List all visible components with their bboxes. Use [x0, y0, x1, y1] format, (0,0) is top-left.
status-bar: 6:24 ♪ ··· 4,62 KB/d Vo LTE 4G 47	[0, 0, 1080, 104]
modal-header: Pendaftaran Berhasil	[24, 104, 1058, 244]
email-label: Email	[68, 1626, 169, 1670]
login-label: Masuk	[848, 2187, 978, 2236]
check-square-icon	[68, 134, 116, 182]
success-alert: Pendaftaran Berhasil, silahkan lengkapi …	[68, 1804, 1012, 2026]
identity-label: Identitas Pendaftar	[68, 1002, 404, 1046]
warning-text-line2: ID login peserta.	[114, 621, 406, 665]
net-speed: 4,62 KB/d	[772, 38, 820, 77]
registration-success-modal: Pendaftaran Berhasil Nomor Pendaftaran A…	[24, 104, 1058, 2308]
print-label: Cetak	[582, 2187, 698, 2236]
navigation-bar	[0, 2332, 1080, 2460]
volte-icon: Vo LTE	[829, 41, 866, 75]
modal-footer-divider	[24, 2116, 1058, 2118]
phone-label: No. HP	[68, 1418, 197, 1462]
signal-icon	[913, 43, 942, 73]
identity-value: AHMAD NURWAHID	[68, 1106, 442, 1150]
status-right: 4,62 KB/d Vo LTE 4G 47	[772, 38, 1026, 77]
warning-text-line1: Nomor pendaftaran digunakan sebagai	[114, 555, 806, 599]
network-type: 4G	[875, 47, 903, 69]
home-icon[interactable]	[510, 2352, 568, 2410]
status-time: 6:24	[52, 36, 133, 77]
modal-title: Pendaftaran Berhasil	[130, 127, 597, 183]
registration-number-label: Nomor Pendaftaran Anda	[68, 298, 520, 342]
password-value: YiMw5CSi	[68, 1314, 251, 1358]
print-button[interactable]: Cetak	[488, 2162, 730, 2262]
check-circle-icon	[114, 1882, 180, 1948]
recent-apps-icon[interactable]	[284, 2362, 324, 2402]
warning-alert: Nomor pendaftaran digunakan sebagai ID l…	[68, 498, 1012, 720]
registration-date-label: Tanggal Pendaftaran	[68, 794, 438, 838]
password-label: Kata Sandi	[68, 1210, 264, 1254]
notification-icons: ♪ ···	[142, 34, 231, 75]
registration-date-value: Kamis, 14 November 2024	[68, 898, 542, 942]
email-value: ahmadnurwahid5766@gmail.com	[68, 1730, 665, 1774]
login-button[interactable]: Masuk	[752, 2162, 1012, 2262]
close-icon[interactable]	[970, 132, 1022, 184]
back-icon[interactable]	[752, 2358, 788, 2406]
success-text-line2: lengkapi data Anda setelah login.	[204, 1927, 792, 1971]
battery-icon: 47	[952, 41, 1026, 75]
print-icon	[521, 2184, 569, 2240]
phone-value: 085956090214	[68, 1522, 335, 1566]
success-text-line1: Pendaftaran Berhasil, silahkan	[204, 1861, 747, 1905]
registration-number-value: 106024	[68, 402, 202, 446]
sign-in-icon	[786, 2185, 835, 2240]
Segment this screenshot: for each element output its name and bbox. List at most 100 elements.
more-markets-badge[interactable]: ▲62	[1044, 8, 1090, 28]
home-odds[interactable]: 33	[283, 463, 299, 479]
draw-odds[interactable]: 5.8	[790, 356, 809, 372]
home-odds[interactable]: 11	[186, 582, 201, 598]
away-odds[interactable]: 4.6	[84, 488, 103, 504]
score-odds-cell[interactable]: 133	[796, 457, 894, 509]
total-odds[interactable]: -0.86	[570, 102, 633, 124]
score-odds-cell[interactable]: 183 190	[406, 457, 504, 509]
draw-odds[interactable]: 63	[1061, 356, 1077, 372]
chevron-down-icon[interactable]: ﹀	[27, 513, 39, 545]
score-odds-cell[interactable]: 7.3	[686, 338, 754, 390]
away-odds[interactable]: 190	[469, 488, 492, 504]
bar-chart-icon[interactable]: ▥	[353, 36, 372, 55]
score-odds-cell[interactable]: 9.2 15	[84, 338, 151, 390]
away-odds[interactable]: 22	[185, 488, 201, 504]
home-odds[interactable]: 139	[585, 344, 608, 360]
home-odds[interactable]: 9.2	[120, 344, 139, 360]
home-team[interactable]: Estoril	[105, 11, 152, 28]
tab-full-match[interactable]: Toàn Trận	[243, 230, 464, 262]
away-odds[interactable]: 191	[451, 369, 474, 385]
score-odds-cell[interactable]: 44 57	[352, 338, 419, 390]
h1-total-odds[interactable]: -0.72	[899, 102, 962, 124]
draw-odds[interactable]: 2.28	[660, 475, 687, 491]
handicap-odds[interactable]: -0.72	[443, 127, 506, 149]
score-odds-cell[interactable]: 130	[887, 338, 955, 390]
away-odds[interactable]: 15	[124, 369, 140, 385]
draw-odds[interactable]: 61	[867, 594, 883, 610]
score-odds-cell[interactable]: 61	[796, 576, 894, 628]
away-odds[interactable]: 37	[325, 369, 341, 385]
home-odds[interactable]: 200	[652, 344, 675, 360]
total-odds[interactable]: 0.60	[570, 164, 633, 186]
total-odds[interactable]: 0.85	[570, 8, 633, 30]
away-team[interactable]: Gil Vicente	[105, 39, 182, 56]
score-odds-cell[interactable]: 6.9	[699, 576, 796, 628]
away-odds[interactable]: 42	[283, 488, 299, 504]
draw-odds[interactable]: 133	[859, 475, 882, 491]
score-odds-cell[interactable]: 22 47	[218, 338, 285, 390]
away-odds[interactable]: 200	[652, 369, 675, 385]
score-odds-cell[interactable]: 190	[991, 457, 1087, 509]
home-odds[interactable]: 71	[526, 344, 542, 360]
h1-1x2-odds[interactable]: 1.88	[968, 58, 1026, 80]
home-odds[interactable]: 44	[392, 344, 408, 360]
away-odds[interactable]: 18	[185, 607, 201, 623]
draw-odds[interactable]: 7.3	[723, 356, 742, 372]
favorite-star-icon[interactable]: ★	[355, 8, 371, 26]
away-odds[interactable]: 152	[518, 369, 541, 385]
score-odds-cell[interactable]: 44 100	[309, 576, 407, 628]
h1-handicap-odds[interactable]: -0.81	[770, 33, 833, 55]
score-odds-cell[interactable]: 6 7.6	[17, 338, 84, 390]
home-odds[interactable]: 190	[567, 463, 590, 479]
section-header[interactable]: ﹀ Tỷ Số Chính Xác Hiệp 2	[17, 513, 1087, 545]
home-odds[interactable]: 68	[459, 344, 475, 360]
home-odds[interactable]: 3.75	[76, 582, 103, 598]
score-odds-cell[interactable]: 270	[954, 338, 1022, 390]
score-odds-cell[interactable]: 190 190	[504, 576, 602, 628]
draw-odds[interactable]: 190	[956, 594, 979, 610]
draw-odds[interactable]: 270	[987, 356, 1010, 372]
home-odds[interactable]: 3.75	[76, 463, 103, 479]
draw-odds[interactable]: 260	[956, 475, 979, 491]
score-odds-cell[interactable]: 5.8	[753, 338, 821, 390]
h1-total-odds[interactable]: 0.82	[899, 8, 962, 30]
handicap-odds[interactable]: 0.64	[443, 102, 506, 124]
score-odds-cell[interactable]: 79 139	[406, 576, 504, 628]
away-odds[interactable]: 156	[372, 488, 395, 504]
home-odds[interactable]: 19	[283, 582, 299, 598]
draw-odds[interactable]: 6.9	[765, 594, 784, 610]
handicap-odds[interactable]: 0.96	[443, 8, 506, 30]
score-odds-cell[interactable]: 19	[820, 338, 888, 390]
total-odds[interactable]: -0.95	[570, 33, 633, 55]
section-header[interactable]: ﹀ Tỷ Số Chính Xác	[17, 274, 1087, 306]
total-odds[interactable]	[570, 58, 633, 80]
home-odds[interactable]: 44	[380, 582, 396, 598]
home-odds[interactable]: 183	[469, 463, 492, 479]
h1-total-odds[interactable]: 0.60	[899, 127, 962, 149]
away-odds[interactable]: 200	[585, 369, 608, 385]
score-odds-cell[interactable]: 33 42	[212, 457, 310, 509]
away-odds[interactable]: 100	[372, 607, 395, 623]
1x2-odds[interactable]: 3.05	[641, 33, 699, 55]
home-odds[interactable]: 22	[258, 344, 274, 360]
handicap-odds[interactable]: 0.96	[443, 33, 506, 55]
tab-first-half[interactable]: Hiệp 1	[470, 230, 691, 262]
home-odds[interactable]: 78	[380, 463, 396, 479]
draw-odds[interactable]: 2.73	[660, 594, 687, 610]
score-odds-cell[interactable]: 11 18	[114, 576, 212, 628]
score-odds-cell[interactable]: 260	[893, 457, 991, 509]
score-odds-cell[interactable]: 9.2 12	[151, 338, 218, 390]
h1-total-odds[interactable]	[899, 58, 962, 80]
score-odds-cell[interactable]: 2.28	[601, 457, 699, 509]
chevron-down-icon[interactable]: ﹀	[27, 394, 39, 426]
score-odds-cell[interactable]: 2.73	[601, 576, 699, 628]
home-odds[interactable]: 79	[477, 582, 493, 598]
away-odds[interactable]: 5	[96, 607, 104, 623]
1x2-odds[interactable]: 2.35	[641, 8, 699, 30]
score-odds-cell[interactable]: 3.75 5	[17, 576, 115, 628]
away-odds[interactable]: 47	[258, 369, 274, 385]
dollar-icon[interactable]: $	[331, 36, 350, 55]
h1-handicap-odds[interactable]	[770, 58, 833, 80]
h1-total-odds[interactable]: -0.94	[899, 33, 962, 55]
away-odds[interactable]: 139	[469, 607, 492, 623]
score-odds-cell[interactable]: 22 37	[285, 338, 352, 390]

» What the task asks: Retype the material from its first line through the line containing "2187, 978, 2236]", with both ends included.

» Task output:
List all visible components with their bboxes. Use [x0, y0, x1, y1] format, (0,0) is top-left.
status-bar: 6:24 ♪ ··· 4,62 KB/d Vo LTE 4G 47	[0, 0, 1080, 104]
modal-header: Pendaftaran Berhasil	[24, 104, 1058, 244]
email-label: Email	[68, 1626, 169, 1670]
login-label: Masuk	[848, 2187, 978, 2236]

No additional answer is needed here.